Across the entries below, how many lines contain the word "page"? Give the number alone.

################

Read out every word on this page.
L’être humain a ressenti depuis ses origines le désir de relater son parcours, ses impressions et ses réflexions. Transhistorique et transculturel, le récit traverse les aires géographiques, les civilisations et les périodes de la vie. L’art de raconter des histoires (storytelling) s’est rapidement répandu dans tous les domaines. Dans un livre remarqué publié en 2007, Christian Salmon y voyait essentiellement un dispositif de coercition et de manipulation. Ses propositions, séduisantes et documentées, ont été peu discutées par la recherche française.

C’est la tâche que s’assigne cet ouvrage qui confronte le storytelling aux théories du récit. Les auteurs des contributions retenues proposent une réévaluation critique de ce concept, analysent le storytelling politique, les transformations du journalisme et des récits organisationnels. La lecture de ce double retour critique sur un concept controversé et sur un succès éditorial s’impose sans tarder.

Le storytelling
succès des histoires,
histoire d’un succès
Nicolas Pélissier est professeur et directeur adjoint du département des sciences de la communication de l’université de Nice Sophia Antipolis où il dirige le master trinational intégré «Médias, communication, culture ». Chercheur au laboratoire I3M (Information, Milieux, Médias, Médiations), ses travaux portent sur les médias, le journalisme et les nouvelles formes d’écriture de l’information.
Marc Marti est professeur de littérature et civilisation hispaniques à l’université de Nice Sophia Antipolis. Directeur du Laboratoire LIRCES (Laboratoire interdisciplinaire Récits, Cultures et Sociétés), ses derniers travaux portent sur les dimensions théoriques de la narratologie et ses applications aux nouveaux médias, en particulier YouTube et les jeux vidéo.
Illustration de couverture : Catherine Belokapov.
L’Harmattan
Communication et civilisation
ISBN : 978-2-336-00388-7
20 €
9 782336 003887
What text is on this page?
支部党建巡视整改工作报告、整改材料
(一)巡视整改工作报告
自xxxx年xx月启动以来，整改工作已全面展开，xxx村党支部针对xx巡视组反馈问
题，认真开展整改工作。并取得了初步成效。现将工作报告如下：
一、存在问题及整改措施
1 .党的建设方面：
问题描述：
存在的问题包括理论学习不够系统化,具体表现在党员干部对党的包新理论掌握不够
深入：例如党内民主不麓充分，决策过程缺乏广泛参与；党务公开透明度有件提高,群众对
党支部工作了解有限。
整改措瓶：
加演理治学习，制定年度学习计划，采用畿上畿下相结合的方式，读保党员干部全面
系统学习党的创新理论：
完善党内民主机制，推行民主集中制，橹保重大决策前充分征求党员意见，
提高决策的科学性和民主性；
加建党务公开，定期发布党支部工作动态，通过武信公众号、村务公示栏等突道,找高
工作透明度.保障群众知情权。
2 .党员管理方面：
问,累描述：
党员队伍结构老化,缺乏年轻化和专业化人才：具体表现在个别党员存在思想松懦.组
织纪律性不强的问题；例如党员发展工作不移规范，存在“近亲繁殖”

################

- RESPONSE FOR THIS EXERCISE
2